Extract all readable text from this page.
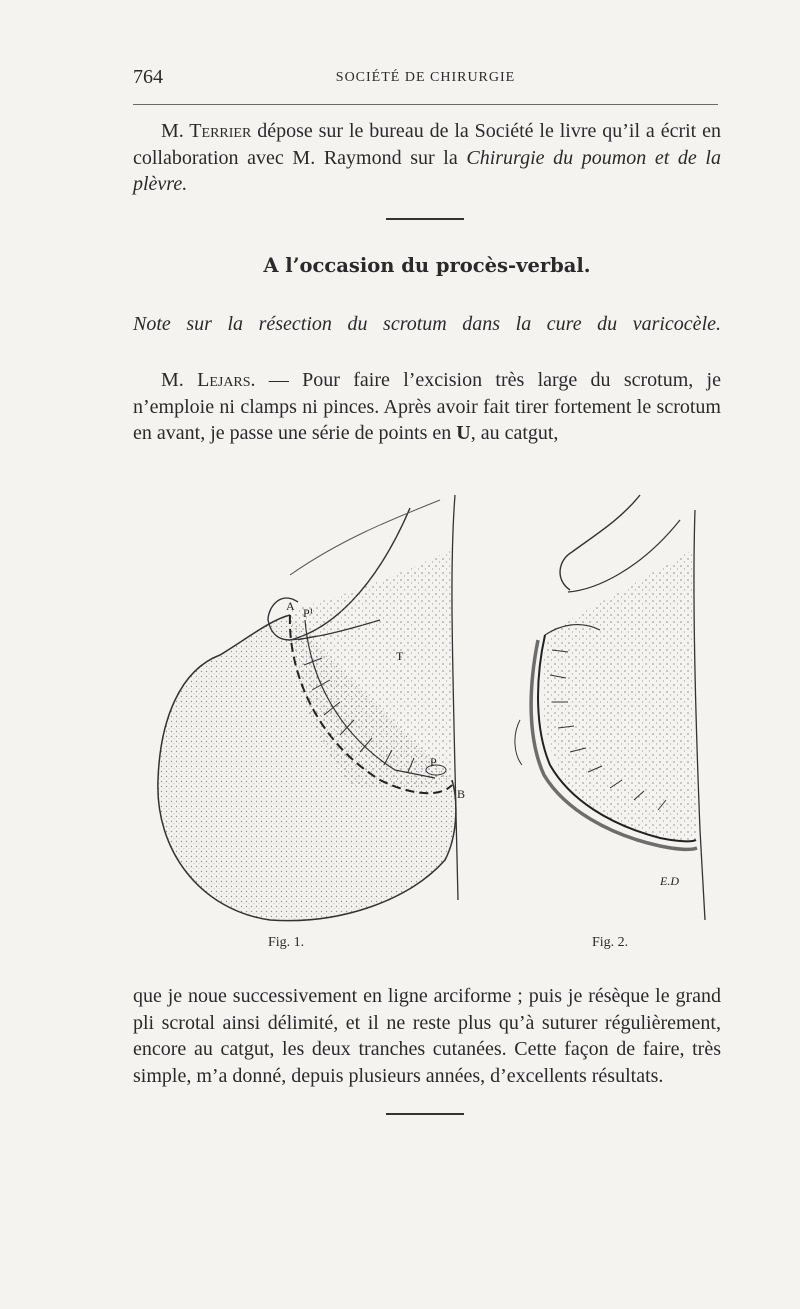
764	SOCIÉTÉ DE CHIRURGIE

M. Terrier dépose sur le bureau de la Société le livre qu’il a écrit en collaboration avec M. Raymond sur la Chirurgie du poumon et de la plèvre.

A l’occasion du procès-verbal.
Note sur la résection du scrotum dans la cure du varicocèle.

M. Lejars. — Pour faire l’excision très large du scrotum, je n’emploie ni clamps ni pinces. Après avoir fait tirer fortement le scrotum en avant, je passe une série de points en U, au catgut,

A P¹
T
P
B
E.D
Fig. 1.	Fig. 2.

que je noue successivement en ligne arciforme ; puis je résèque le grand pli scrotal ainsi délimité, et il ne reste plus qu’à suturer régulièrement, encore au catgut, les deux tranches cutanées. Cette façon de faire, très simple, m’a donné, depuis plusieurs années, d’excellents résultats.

■ ■ ■

Written exercise
Can you restate all the records above word for word while dropping the pictures?

Task answer
Extract all readable text from this page.
764	SOCIÉTÉ DE CHIRURGIE

M. Terrier dépose sur le bureau de la Société le livre qu’il a écrit en collaboration avec M. Raymond sur la Chirurgie du poumon et de la plèvre.

A l’occasion du procès-verbal.
Note sur la résection du scrotum dans la cure du varicocèle.

M. Lejars. — Pour faire l’excision très large du scrotum, je n’emploie ni clamps ni pinces. Après avoir fait tirer fortement le scrotum en avant, je passe une série de points en U, au catgut,

A P¹
T
P
B
E.D
Fig. 1.	Fig. 2.

que je noue successivement en ligne arciforme ; puis je résèque le grand pli scrotal ainsi délimité, et il ne reste plus qu’à suturer régulièrement, encore au catgut, les deux tranches cutanées. Cette façon de faire, très simple, m’a donné, depuis plusieurs années, d’excellents résultats.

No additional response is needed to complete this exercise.